Aim of the task:
Retype every entry word for word.

Data for this task:
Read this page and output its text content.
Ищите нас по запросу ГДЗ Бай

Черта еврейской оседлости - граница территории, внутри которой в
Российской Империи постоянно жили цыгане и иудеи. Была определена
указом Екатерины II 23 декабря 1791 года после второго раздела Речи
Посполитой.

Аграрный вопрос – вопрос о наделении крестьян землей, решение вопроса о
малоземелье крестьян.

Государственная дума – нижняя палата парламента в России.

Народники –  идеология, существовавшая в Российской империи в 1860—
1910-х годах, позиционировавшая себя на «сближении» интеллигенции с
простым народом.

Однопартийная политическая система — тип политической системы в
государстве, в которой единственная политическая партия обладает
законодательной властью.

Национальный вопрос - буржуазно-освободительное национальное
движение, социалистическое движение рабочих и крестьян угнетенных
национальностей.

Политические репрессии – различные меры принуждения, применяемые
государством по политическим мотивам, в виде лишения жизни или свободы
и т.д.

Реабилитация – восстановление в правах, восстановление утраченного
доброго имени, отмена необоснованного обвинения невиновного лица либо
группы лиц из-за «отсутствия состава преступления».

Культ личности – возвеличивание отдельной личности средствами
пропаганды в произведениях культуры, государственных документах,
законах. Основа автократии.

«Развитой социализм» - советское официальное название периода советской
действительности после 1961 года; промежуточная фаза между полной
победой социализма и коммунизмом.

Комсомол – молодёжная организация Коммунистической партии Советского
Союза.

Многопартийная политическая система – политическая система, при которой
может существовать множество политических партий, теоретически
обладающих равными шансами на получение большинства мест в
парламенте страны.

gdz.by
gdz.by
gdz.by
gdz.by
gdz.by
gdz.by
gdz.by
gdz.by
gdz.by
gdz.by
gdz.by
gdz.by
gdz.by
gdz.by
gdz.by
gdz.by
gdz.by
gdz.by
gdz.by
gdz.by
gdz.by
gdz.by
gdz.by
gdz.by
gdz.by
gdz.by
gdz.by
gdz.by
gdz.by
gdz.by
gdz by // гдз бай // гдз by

The completed task:
Read this page and output its text content.
Ищите нас по запросу ГДЗ Бай

Черта еврейской оседлости - граница территории, внутри которой в
Российской Империи постоянно жили цыгане и иудеи. Была определена
указом Екатерины II 23 декабря 1791 года после второго раздела Речи
Посполитой.

Аграрный вопрос – вопрос о наделении крестьян землей, решение вопроса о
малоземелье крестьян.

Государственная дума – нижняя палата парламента в России.

Народники –  идеология, существовавшая в Российской империи в 1860—
1910-х годах, позиционировавшая себя на «сближении» интеллигенции с
простым народом.

Однопартийная политическая система — тип политической системы в
государстве, в которой единственная политическая партия обладает
законодательной властью.

Национальный вопрос - буржуазно-освободительное национальное
движение, социалистическое движение рабочих и крестьян угнетенных
национальностей.

Политические репрессии – различные меры принуждения, применяемые
государством по политическим мотивам, в виде лишения жизни или свободы
и т.д.

Реабилитация – восстановление в правах, восстановление утраченного
доброго имени, отмена необоснованного обвинения невиновного лица либо
группы лиц из-за «отсутствия состава преступления».

Культ личности – возвеличивание отдельной личности средствами
пропаганды в произведениях культуры, государственных документах,
законах. Основа автократии.

«Развитой социализм» - советское официальное название периода советской
действительности после 1961 года; промежуточная фаза между полной
победой социализма и коммунизмом.

Комсомол – молодёжная организация Коммунистической партии Советского
Союза.

Многопартийная политическая система – политическая система, при которой
может существовать множество политических партий, теоретически
обладающих равными шансами на получение большинства мест в
парламенте страны.

gdz.by
gdz.by
gdz.by
gdz.by
gdz.by
gdz.by
gdz.by
gdz.by
gdz.by
gdz.by
gdz.by
gdz.by
gdz.by
gdz.by
gdz.by
gdz.by
gdz.by
gdz.by
gdz.by
gdz.by
gdz.by
gdz.by
gdz.by
gdz.by
gdz.by
gdz.by
gdz.by
gdz.by
gdz.by
gdz.by
gdz by // гдз бай // гдз by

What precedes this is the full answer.